(DIRECTIONS):
Select the lines that hold the word "recherches" and copy each one.
━━━━━━━━━━━━━━━━━━━━━━━━━━━━━━
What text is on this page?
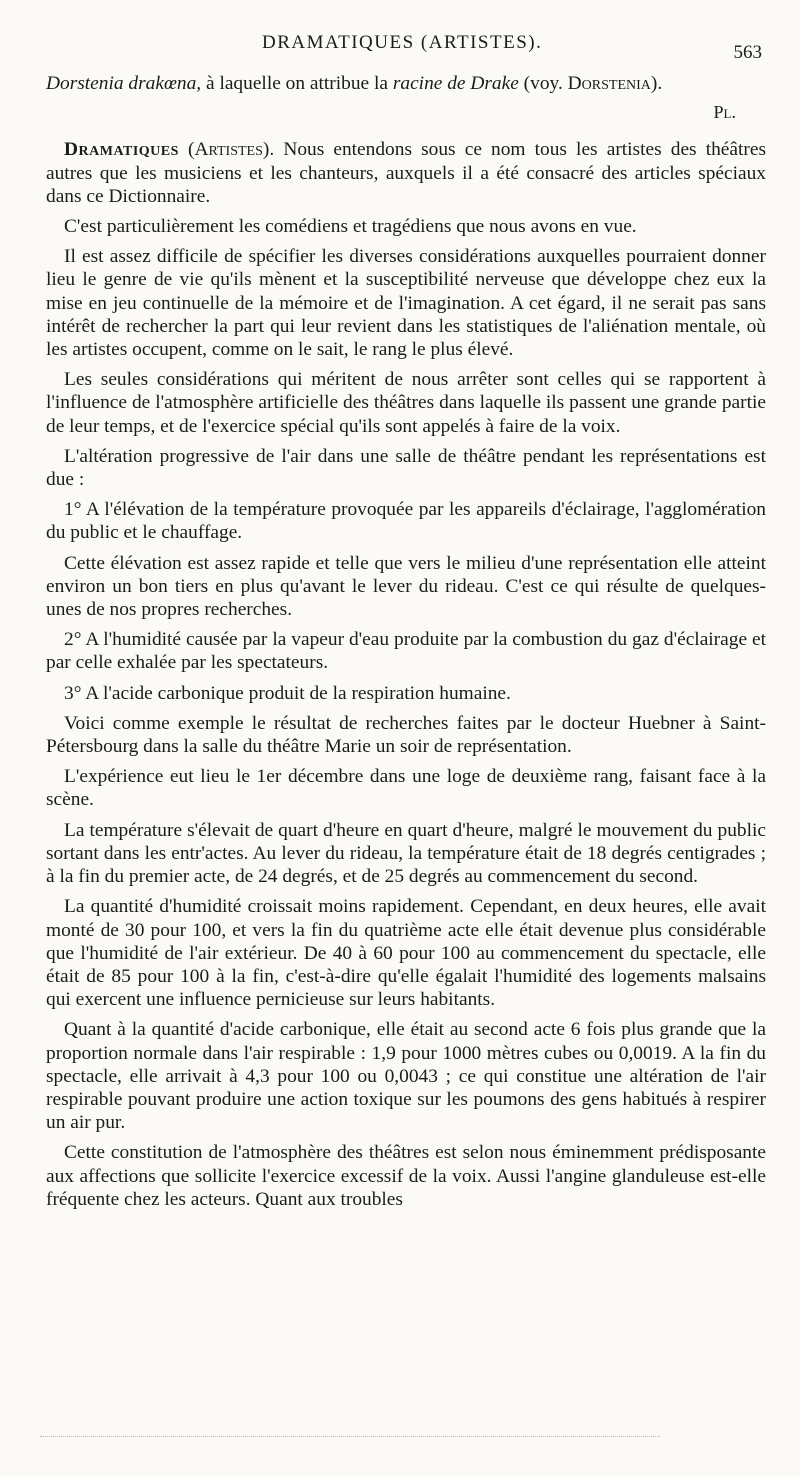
DRAMATIQUES (ARTISTES).	563

Dorstenia drakœna, à laquelle on attribue la racine de Drake (voy. Dorstenia).

Pl.

Dramatiques (Artistes). Nous entendons sous ce nom tous les artistes des théâtres autres que les musiciens et les chanteurs, auxquels il a été consacré des articles spéciaux dans ce Dictionnaire.

C'est particulièrement les comédiens et tragédiens que nous avons en vue.

Il est assez difficile de spécifier les diverses considérations auxquelles pourraient donner lieu le genre de vie qu'ils mènent et la susceptibilité nerveuse que développe chez eux la mise en jeu continuelle de la mémoire et de l'imagination. A cet égard, il ne serait pas sans intérêt de rechercher la part qui leur revient dans les statistiques de l'aliénation mentale, où les artistes occupent, comme on le sait, le rang le plus élevé.

Les seules considérations qui méritent de nous arrêter sont celles qui se rapportent à l'influence de l'atmosphère artificielle des théâtres dans laquelle ils passent une grande partie de leur temps, et de l'exercice spécial qu'ils sont appelés à faire de la voix.

L'altération progressive de l'air dans une salle de théâtre pendant les représentations est due :

1° A l'élévation de la température provoquée par les appareils d'éclairage, l'agglomération du public et le chauffage.

Cette élévation est assez rapide et telle que vers le milieu d'une représentation elle atteint environ un bon tiers en plus qu'avant le lever du rideau. C'est ce qui résulte de quelques-unes de nos propres recherches.

2° A l'humidité causée par la vapeur d'eau produite par la combustion du gaz d'éclairage et par celle exhalée par les spectateurs.

3° A l'acide carbonique produit de la respiration humaine.

Voici comme exemple le résultat de recherches faites par le docteur Huebner à Saint-Pétersbourg dans la salle du théâtre Marie un soir de représentation.

L'expérience eut lieu le 1er décembre dans une loge de deuxième rang, faisant face à la scène.

La température s'élevait de quart d'heure en quart d'heure, malgré le mouvement du public sortant dans les entr'actes. Au lever du rideau, la température était de 18 degrés centigrades ; à la fin du premier acte, de 24 degrés, et de 25 degrés au commencement du second.

La quantité d'humidité croissait moins rapidement. Cependant, en deux heures, elle avait monté de 30 pour 100, et vers la fin du quatrième acte elle était devenue plus considérable que l'humidité de l'air extérieur. De 40 à 60 pour 100 au commencement du spectacle, elle était de 85 pour 100 à la fin, c'est-à-dire qu'elle égalait l'humidité des logements malsains qui exercent une influence pernicieuse sur leurs habitants.

Quant à la quantité d'acide carbonique, elle était au second acte 6 fois plus grande que la proportion normale dans l'air respirable : 1,9 pour 1000 mètres cubes ou 0,0019. A la fin du spectacle, elle arrivait à 4,3 pour 100 ou 0,0043 ; ce qui constitue une altération de l'air respirable pouvant produire une action toxique sur les poumons des gens habitués à respirer un air pur.

Cette constitution de l'atmosphère des théâtres est selon nous éminemment prédisposante aux affections que sollicite l'exercice excessif de la voix. Aussi l'angine glanduleuse est-elle fréquente chez les acteurs. Quant aux troubles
━━━━━━━━━━━━━━━━━━━━━━━━━━━━━━
(OUTPUT):
Cette élévation est assez rapide et telle que vers le milieu d'une représentation elle atteint environ un bon tiers en plus qu'avant le lever du rideau. C'est ce qui résulte de quelques-unes de nos propres recherches.
Voici comme exemple le résultat de recherches faites par le docteur Huebner à Saint-Pétersbourg dans la salle du théâtre Marie un soir de représentation.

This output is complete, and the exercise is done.